WORK INSTRUCTIONS:
Copy each line of the entries beneath that contains the word "title".

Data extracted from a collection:

** START **

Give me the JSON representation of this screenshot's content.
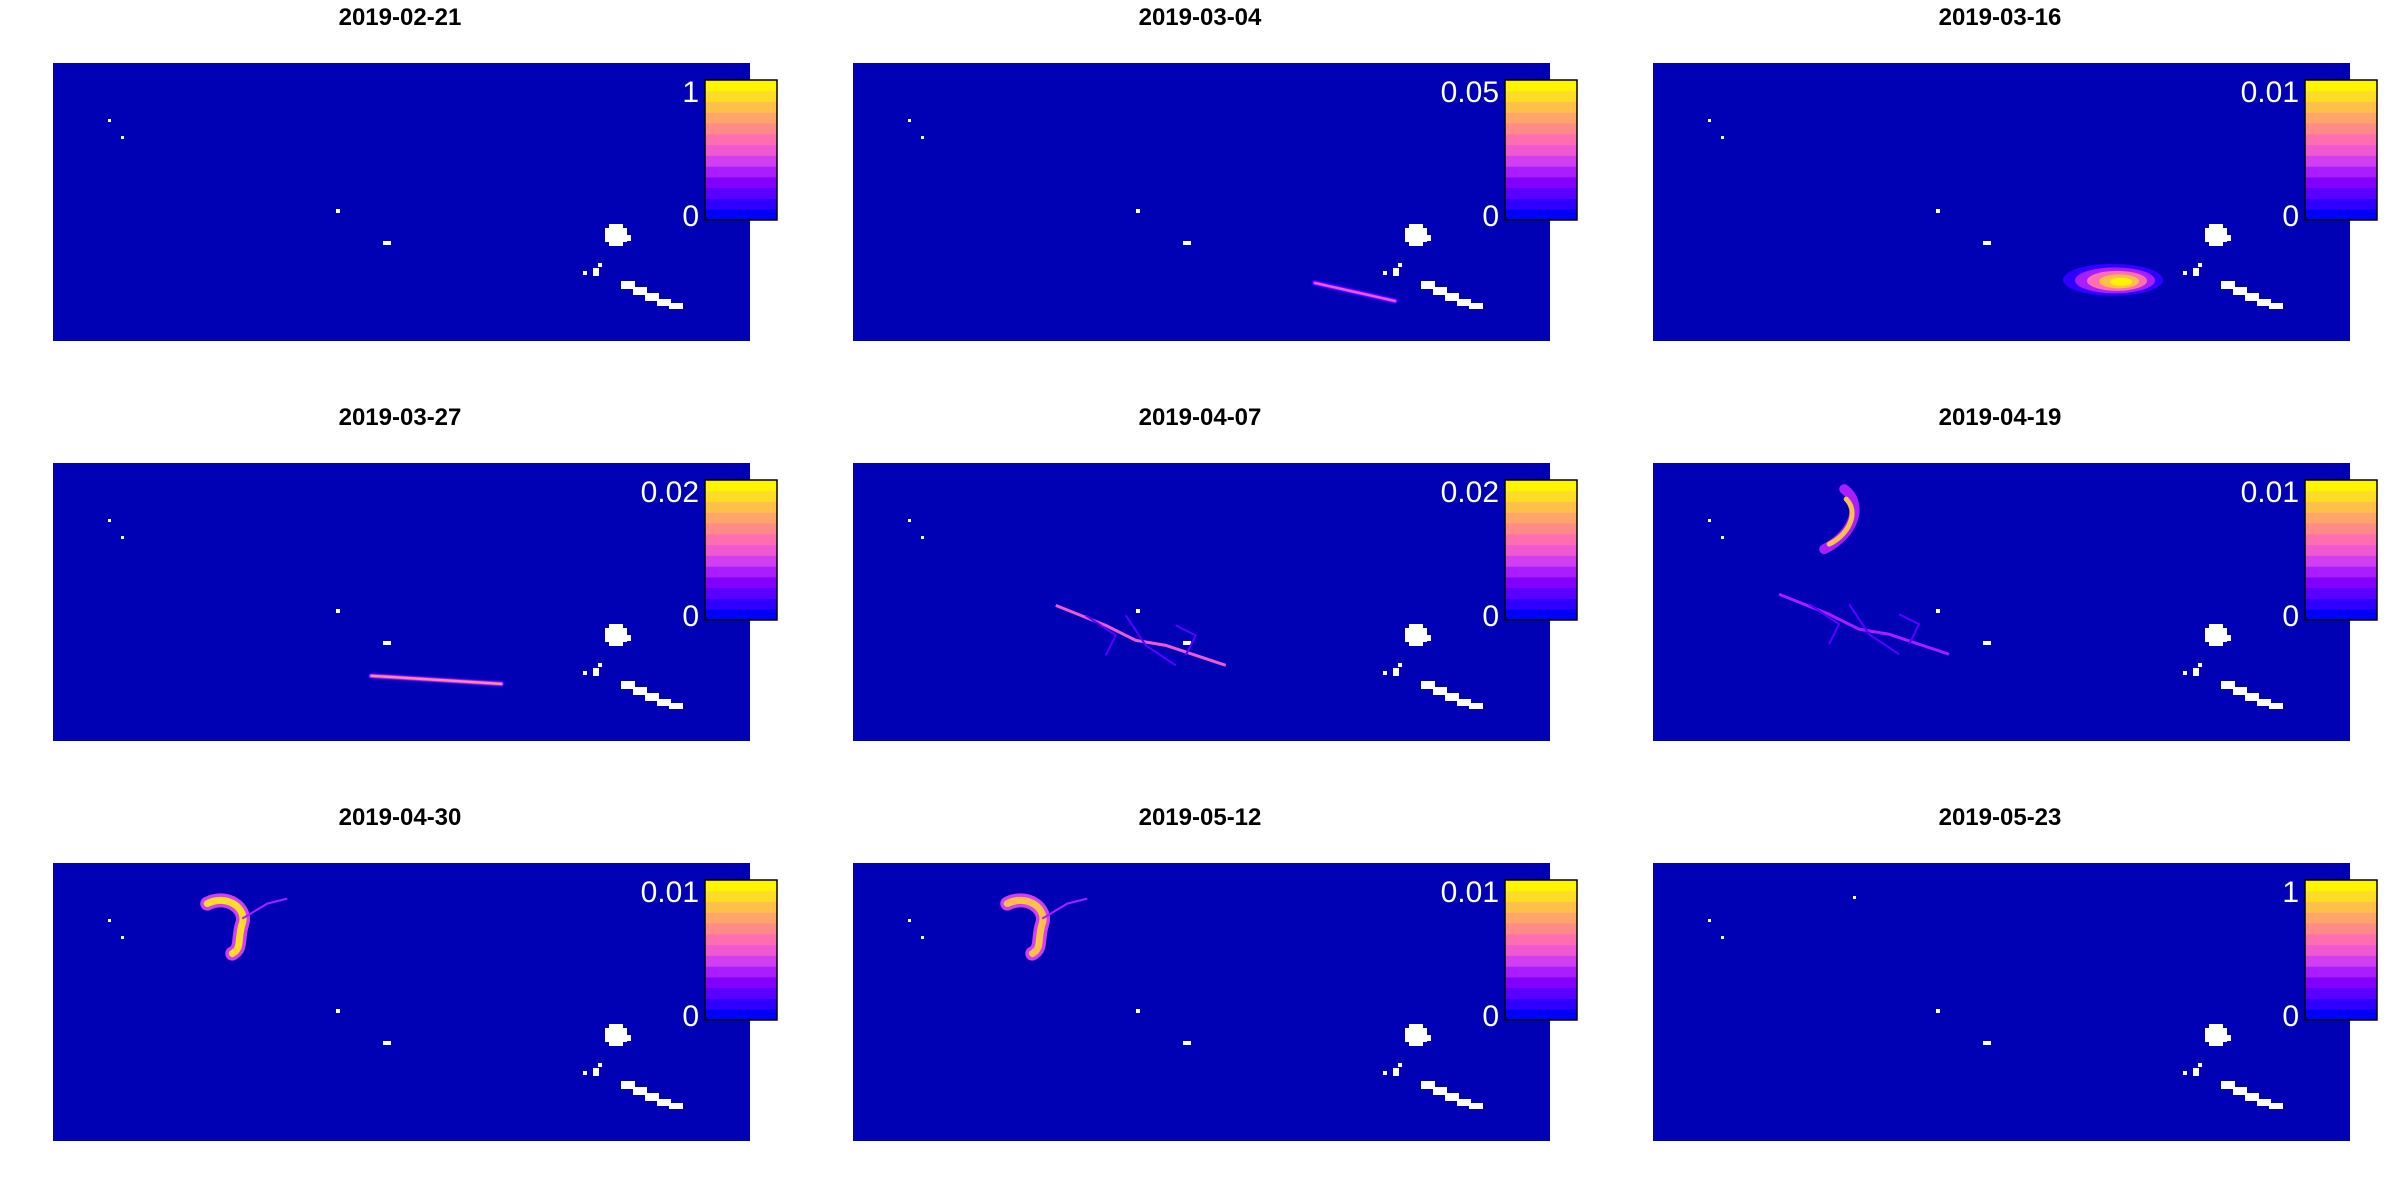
{
  "figure": {
    "background_color": "#0000B4",
    "land_color": "#FFFFFF"
  },
  "chart_data": [
    {
      "type": "heatmap",
      "title": "2019-02-21",
      "legend_min": "0",
      "legend_max": "1",
      "legend_placement": "top-right",
      "grid": false,
      "hotspots": []
    },
    {
      "type": "heatmap",
      "title": "2019-03-04",
      "legend_min": "0",
      "legend_max": "0.05",
      "legend_placement": "top-right",
      "grid": false,
      "hotspots": [
        {
          "shape": "streak",
          "lon": 0.72,
          "lat": 0.82,
          "intensity": 0.6
        }
      ]
    },
    {
      "type": "heatmap",
      "title": "2019-03-16",
      "legend_min": "0",
      "legend_max": "0.01",
      "legend_placement": "top-right",
      "grid": false,
      "hotspots": [
        {
          "shape": "blob",
          "lon": 0.66,
          "lat": 0.78,
          "intensity": 1.0
        }
      ]
    },
    {
      "type": "heatmap",
      "title": "2019-03-27",
      "legend_min": "0",
      "legend_max": "0.02",
      "legend_placement": "top-right",
      "grid": false,
      "hotspots": [
        {
          "shape": "streak",
          "lon": 0.55,
          "lat": 0.78,
          "intensity": 0.8
        }
      ]
    },
    {
      "type": "heatmap",
      "title": "2019-04-07",
      "legend_min": "0",
      "legend_max": "0.02",
      "legend_placement": "top-right",
      "grid": false,
      "hotspots": [
        {
          "shape": "filaments",
          "lon": 0.42,
          "lat": 0.62,
          "intensity": 0.5
        }
      ]
    },
    {
      "type": "heatmap",
      "title": "2019-04-19",
      "legend_min": "0",
      "legend_max": "0.01",
      "legend_placement": "top-right",
      "grid": false,
      "hotspots": [
        {
          "shape": "crescent",
          "lon": 0.26,
          "lat": 0.22,
          "intensity": 0.9
        },
        {
          "shape": "filaments",
          "lon": 0.31,
          "lat": 0.58,
          "intensity": 0.2
        }
      ]
    },
    {
      "type": "heatmap",
      "title": "2019-04-30",
      "legend_min": "0",
      "legend_max": "0.01",
      "legend_placement": "top-right",
      "grid": false,
      "hotspots": [
        {
          "shape": "hook",
          "lon": 0.25,
          "lat": 0.2,
          "intensity": 1.0
        }
      ]
    },
    {
      "type": "heatmap",
      "title": "2019-05-12",
      "legend_min": "0",
      "legend_max": "0.01",
      "legend_placement": "top-right",
      "grid": false,
      "hotspots": [
        {
          "shape": "hook",
          "lon": 0.25,
          "lat": 0.2,
          "intensity": 0.9
        }
      ]
    },
    {
      "type": "heatmap",
      "title": "2019-05-23",
      "legend_min": "0",
      "legend_max": "1",
      "legend_placement": "top-right",
      "grid": false,
      "hotspots": []
    }
  ]
}
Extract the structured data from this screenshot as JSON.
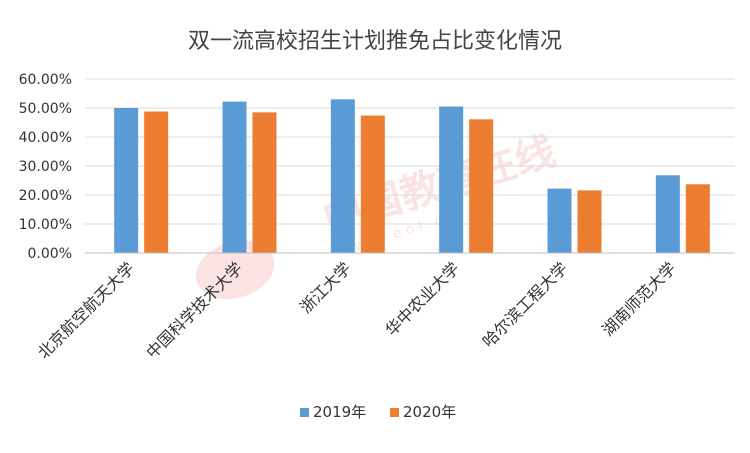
{
  "chart_data": {
    "type": "bar",
    "title": "双一流高校招生计划推免占比变化情况",
    "categories": [
      "北京航空航天大学",
      "中国科学技术大学",
      "浙江大学",
      "华中农业大学",
      "哈尔滨工程大学",
      "湖南师范大学"
    ],
    "series": [
      {
        "name": "2019年",
        "values": [
          0.5,
          0.522,
          0.53,
          0.505,
          0.222,
          0.268
        ],
        "color": "#5B9BD5"
      },
      {
        "name": "2020年",
        "values": [
          0.488,
          0.485,
          0.474,
          0.461,
          0.216,
          0.237
        ],
        "color": "#ED7D31"
      }
    ],
    "y_ticks": [
      "0.00%",
      "10.00%",
      "20.00%",
      "30.00%",
      "40.00%",
      "50.00%",
      "60.00%"
    ],
    "ylim": [
      0,
      0.6
    ],
    "xlabel": "",
    "ylabel": "",
    "grid": true,
    "legend_position": "bottom",
    "watermark_text": "中国教育在线"
  }
}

** END **

ANSWER TO THIS EXERCISE:
      "title": "2019-02-21",
      "title": "2019-03-04",
      "title": "2019-03-16",
      "title": "2019-03-27",
      "title": "2019-04-07",
      "title": "2019-04-19",
      "title": "2019-04-30",
      "title": "2019-05-12",
      "title": "2019-05-23",
    "title": "双一流高校招生计划推免占比变化情况",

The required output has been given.